• _The request_:
Restate the entire listing word for word.

• _Task material_:
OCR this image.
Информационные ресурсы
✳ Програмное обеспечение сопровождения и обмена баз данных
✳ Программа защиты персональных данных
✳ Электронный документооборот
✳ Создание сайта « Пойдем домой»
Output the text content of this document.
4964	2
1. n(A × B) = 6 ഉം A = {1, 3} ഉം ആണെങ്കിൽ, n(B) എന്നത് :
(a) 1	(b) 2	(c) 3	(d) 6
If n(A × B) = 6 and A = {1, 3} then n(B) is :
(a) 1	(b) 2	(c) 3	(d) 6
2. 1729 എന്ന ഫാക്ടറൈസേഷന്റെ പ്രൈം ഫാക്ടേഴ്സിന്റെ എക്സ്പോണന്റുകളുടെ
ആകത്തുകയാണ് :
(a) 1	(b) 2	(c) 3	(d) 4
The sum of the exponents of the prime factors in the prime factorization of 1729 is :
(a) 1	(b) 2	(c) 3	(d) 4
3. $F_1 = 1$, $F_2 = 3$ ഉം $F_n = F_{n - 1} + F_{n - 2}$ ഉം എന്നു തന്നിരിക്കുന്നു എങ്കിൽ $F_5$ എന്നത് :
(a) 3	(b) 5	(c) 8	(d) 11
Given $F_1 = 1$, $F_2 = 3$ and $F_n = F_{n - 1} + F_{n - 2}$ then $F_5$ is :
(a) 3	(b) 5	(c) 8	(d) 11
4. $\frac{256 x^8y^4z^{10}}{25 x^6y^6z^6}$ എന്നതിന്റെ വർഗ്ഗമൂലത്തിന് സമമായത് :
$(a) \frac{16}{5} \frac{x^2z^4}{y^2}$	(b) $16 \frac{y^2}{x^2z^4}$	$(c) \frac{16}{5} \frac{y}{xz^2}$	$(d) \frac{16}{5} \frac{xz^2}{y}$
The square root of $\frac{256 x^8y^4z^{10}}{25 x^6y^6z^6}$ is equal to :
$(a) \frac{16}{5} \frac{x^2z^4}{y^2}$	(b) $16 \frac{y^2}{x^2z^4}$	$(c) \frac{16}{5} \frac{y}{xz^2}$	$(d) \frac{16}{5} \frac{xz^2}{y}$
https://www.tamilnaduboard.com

• _Exercise result_:
OCR this image.
Информационные ресурсы
✳ Програмное обеспечение сопровождения и обмена баз данных
✳ Программа защиты персональных данных
✳ Электронный документооборот
✳ Создание сайта « Пойдем домой»
Output the text content of this document.
4964	2
1. n(A × B) = 6 ഉം A = {1, 3} ഉം ആണെങ്കിൽ, n(B) എന്നത് :
(a) 1	(b) 2	(c) 3	(d) 6
If n(A × B) = 6 and A = {1, 3} then n(B) is :
(a) 1	(b) 2	(c) 3	(d) 6
2. 1729 എന്ന ഫാക്ടറൈസേഷന്റെ പ്രൈം ഫാക്ടേഴ്സിന്റെ എക്സ്പോണന്റുകളുടെ
ആകത്തുകയാണ് :
(a) 1	(b) 2	(c) 3	(d) 4
The sum of the exponents of the prime factors in the prime factorization of 1729 is :
(a) 1	(b) 2	(c) 3	(d) 4
3. $F_1 = 1$, $F_2 = 3$ ഉം $F_n = F_{n - 1} + F_{n - 2}$ ഉം എന്നു തന്നിരിക്കുന്നു എങ്കിൽ $F_5$ എന്നത് :
(a) 3	(b) 5	(c) 8	(d) 11
Given $F_1 = 1$, $F_2 = 3$ and $F_n = F_{n - 1} + F_{n - 2}$ then $F_5$ is :
(a) 3	(b) 5	(c) 8	(d) 11
4. $\frac{256 x^8y^4z^{10}}{25 x^6y^6z^6}$ എന്നതിന്റെ വർഗ്ഗമൂലത്തിന് സമമായത് :
$(a) \frac{16}{5} \frac{x^2z^4}{y^2}$	(b) $16 \frac{y^2}{x^2z^4}$	$(c) \frac{16}{5} \frac{y}{xz^2}$	$(d) \frac{16}{5} \frac{xz^2}{y}$
The square root of $\frac{256 x^8y^4z^{10}}{25 x^6y^6z^6}$ is equal to :
$(a) \frac{16}{5} \frac{x^2z^4}{y^2}$	(b) $16 \frac{y^2}{x^2z^4}$	$(c) \frac{16}{5} \frac{y}{xz^2}$	$(d) \frac{16}{5} \frac{xz^2}{y}$
https://www.tamilnaduboard.com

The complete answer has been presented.